### Document passage:
########################################

[PATCH v6 1/8] box: refactor tuple_validate_raw

Kirill Shcherbatov kshcherbatov at tarantool.org
Mon Dec 17 09:52:45 MSK 2018


Since the tuple_validate_raw and tuple_init_field_map functions
make the same data checks, we implemented tuple_validate_raw via
tuple_init_field_map called with region memory chunk is passed
as field map. This is required because in subsequent patches
the tuple_init_field_map routine logic will be complicated,
and we want to avoid writing the same checks twice.

Introduced the format->field_map_template allocation - a memory
chunk having field_map_size and initialized with 0 for nullable
fields and UINT32_MAX marker for other.
The tuple_init_field_map copies template data to real field_map
and do map initialization for indexed fields. Then the new
routine tuple_field_map_validate scans initialized field_map and
looks for UINT32_MAX marker.
This is only integrity assert check now. But later it will be
used to raise errors when JSON document has invalid structure.

Needed for #1012
---
 src/box/tuple.c        |  35 +++--------
 src/box/tuple_format.c | 129 +++++++++++++++++++++++++++++++----------
 src/box/tuple_format.h |   8 +++
 3 files changed, 116 insertions(+), 56 deletions(-)

diff --git a/src/box/tuple.c b/src/box/tuple.c
index aae1c3cdd..4ad932f07 100644
--- a/src/box/tuple.c
+++ b/src/box/tuple.c
@@ -141,35 +141,18 @@ tuple_validate_raw(struct tuple_format *format, const char *tuple)
 	if (tuple_format_field_count(format) == 0)

########################################

(Records excerpted from a collection)

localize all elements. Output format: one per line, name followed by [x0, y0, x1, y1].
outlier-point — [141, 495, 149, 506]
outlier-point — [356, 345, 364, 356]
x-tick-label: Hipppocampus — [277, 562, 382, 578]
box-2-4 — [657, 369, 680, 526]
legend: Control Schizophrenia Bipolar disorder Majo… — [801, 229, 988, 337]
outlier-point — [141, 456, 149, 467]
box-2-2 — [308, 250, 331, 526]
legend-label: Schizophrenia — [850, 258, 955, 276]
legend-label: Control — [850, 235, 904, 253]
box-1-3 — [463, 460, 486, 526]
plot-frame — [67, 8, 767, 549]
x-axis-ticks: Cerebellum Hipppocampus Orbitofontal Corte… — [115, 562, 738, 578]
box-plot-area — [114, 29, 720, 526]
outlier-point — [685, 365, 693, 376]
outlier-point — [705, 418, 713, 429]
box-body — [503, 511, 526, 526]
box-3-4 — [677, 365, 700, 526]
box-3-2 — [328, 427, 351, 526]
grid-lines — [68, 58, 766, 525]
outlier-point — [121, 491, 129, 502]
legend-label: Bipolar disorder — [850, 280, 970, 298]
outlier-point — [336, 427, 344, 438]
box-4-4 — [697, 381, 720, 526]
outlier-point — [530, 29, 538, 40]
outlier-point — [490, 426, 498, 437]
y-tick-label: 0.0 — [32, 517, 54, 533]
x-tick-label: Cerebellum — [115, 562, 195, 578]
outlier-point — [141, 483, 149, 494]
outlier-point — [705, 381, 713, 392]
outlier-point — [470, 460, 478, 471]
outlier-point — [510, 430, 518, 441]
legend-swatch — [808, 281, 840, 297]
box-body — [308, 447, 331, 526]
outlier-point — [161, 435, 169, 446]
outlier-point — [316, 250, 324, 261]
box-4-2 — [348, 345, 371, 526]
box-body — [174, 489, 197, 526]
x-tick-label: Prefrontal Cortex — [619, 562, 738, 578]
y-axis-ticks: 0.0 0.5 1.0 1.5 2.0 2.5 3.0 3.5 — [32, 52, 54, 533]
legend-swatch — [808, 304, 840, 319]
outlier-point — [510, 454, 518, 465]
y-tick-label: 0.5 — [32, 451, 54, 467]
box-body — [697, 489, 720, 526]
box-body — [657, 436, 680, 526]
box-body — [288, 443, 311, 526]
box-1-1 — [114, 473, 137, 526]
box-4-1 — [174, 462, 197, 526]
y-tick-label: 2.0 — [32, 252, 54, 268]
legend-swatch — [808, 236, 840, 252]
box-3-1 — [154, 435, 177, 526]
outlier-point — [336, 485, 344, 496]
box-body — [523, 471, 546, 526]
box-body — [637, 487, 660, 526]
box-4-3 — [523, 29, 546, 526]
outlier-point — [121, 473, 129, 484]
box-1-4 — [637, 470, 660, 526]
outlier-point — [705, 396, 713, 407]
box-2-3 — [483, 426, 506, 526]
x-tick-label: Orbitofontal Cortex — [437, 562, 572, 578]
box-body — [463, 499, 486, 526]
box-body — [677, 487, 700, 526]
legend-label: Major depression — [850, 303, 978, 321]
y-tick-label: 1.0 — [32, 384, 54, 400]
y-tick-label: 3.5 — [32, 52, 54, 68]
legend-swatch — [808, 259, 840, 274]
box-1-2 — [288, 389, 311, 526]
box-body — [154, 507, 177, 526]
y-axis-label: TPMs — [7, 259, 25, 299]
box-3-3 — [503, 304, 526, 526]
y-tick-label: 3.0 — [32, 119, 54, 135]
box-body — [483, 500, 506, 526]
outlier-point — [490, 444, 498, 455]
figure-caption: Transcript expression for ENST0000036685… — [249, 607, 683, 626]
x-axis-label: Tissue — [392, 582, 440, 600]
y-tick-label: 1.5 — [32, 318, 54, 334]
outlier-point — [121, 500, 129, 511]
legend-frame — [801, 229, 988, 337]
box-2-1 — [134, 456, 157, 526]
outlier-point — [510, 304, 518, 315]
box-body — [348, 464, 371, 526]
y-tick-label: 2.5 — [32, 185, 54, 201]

########################################

### Exercise task A:
Translate this sentence from the patch email into German: "This is required because in subsequent patches the tuple_init_field_map routine logic will be complicated, and we want to avoid writing the same checks twice."
### Exercise task B:
Answer these questions from the patch email:
(i) What issue number is the patch needed for?
(ii) Which marker does the new routine tuple_field_map_validate look for?
(iii) How many files does the patch change?
### Exercise task C:
Extend the patch email past its final line.

### Task response A:
Dies ist erforderlich, weil die Logik der Routine tuple_init_field_map in nachfolgenden Patches komplizierter wird und wir vermeiden möchten, dieselben Prüfungen zweimal zu schreiben.

### Task response B:
(i) #1012
(ii) The UINT32_MAX marker
(iii) 3

### Task response C:
 		return 0; /* Nothing to check */
 
-	/* Check to see if the tuple has a sufficient number of fields. */
-	uint32_t field_count = mp_decode_array(&tuple);
-	if (format->exact_field_count > 0 &&
-	    format->exact_field_count != field_count) {
-		diag_set(ClientError, ER_EXACT_FIELD_COUNT,
-			 (unsigned) field_count,
-			 (unsigned) format->exact_field_count);
+	struct region *region = &fiber()->gc;
+	uint32_t used = region_used(region);
+	uint32_t *field_map = region_alloc(region, format->field_map_size);
+	if (field_map == NULL) {
+		diag_set(OutOfMemory, format->field_map_size, "region_alloc",
+			 "field_map");
 		return -1;
 	}
-	if (unlikely(field_count < format->min_field_count)) {
-		diag_set(ClientError, ER_MIN_FIELD_COUNT,
-			 (unsigned) field_count,
-			 (unsigned) format->min_field_count);
+	field_map = (uint32_t *)((char *)field_map + format->field_map_size);
+	if (tuple_init_field_map(format, field_map, tuple, true) != 0)
 		return -1;
-	}
-
-	/* Check field types */
-	struct tuple_field *field = tuple_format_field(format, 0);
-	uint32_t i = 0;
-	uint32_t defined_field_count =
-		MIN(field_count, tuple_format_field_count(format));
-	for (; i < defined_field_count; ++i) {
-		field = tuple_format_field(format, i);
-		if (key_mp_type_validate(field->type, mp_typeof(*tuple),
-					 ER_FIELD_TYPE, i + TUPLE_INDEX_BASE,
-					 tuple_field_is_nullable(field)))
-			return -1;
-		mp_next(&tuple);
-	}
+	region_truncate(region, used);
 	return 0;
 }
 
diff --git a/src/box/tuple_format.c b/src/box/tuple_format.c
index 3af39a37e..1ed3656e4 100644
--- a/src/box/tuple_format.c
+++ b/src/box/tuple_format.c
@@ -208,6 +208,42 @@ tuple_format_create(struct tuple_format *format, struct key_def * const *keys,
 		return -1;
 	}
 	format->field_map_size = field_map_size;
+	/**
+	 * Allocate field_map_template used for field map
+	 * initialization and validation.
+	 * Read tuple_format:field_map_template description for
+	 * more details.
+	 */
+	uint32_t *field_map_template = malloc(field_map_size);
+	if (field_map_template == NULL) {
+		diag_set(OutOfMemory, field_map_size, "malloc",
+			 "field_map_template");
+		return -1;
+	}
+	format->field_map_template = field_map_template;
+	/*
+	 * Mark all template_field_map items as uninitialized
+	 * with UINT32_MAX magic value.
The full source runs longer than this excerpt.